== EXERCISE DETAILS ==
Transcribe the material in full, exactly as written.

Dataset entries on figures:
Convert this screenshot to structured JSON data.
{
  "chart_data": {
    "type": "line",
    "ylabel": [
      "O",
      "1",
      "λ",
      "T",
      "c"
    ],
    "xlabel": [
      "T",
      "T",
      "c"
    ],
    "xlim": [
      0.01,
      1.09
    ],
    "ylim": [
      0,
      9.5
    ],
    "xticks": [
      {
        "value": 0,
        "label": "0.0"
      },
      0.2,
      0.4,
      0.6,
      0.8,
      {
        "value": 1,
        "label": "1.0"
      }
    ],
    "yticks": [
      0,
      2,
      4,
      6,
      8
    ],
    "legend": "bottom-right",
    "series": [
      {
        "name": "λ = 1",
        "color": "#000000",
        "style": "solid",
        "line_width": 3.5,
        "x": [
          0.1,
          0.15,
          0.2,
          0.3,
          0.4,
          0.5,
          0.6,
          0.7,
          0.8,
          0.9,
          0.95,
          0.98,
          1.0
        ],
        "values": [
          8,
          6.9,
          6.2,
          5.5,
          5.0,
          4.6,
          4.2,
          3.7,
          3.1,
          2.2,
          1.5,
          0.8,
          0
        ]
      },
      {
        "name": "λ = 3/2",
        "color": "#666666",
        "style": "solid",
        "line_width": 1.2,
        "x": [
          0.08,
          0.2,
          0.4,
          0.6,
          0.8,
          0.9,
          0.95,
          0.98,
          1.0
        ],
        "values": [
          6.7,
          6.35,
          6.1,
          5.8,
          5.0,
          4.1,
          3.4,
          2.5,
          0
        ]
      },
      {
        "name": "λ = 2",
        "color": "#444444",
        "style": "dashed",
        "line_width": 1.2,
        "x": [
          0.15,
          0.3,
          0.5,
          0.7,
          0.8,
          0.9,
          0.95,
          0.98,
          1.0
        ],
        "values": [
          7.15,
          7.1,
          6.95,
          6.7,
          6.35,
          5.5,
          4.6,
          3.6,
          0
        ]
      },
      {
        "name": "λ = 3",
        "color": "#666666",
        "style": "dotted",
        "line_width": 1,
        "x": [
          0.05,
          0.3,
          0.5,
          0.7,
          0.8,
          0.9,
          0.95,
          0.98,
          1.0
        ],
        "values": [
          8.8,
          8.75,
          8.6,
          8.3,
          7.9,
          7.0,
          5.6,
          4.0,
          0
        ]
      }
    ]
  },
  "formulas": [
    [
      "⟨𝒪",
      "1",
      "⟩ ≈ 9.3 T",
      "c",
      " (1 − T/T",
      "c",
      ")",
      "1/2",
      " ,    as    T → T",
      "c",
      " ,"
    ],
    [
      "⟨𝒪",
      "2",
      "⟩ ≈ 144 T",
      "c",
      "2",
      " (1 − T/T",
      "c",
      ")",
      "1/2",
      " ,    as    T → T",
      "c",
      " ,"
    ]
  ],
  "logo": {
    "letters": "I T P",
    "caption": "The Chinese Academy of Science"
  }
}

== THE COMPLETED TASK ==
Convert this screenshot to structured JSON data.
{
  "chart_data": {
    "type": "line",
    "ylabel": [
      "O",
      "1",
      "λ",
      "T",
      "c"
    ],
    "xlabel": [
      "T",
      "T",
      "c"
    ],
    "xlim": [
      0.01,
      1.09
    ],
    "ylim": [
      0,
      9.5
    ],
    "xticks": [
      {
        "value": 0,
        "label": "0.0"
      },
      0.2,
      0.4,
      0.6,
      0.8,
      {
        "value": 1,
        "label": "1.0"
      }
    ],
    "yticks": [
      0,
      2,
      4,
      6,
      8
    ],
    "legend": "bottom-right",
    "series": [
      {
        "name": "λ = 1",
        "color": "#000000",
        "style": "solid",
        "line_width": 3.5,
        "x": [
          0.1,
          0.15,
          0.2,
          0.3,
          0.4,
          0.5,
          0.6,
          0.7,
          0.8,
          0.9,
          0.95,
          0.98,
          1.0
        ],
        "values": [
          8,
          6.9,
          6.2,
          5.5,
          5.0,
          4.6,
          4.2,
          3.7,
          3.1,
          2.2,
          1.5,
          0.8,
          0
        ]
      },
      {
        "name": "λ = 3/2",
        "color": "#666666",
        "style": "solid",
        "line_width": 1.2,
        "x": [
          0.08,
          0.2,
          0.4,
          0.6,
          0.8,
          0.9,
          0.95,
          0.98,
          1.0
        ],
        "values": [
          6.7,
          6.35,
          6.1,
          5.8,
          5.0,
          4.1,
          3.4,
          2.5,
          0
        ]
      },
      {
        "name": "λ = 2",
        "color": "#444444",
        "style": "dashed",
        "line_width": 1.2,
        "x": [
          0.15,
          0.3,
          0.5,
          0.7,
          0.8,
          0.9,
          0.95,
          0.98,
          1.0
        ],
        "values": [
          7.15,
          7.1,
          6.95,
          6.7,
          6.35,
          5.5,
          4.6,
          3.6,
          0
        ]
      },
      {
        "name": "λ = 3",
        "color": "#666666",
        "style": "dotted",
        "line_width": 1,
        "x": [
          0.05,
          0.3,
          0.5,
          0.7,
          0.8,
          0.9,
          0.95,
          0.98,
          1.0
        ],
        "values": [
          8.8,
          8.75,
          8.6,
          8.3,
          7.9,
          7.0,
          5.6,
          4.0,
          0
        ]
      }
    ]
  },
  "formulas": [
    [
      "⟨𝒪",
      "1",
      "⟩ ≈ 9.3 T",
      "c",
      " (1 − T/T",
      "c",
      ")",
      "1/2",
      " ,    as    T → T",
      "c",
      " ,"
    ],
    [
      "⟨𝒪",
      "2",
      "⟩ ≈ 144 T",
      "c",
      "2",
      " (1 − T/T",
      "c",
      ")",
      "1/2",
      " ,    as    T → T",
      "c",
      " ,"
    ]
  ],
  "logo": {
    "letters": "I T P",
    "caption": "The Chinese Academy of Science"
  }
}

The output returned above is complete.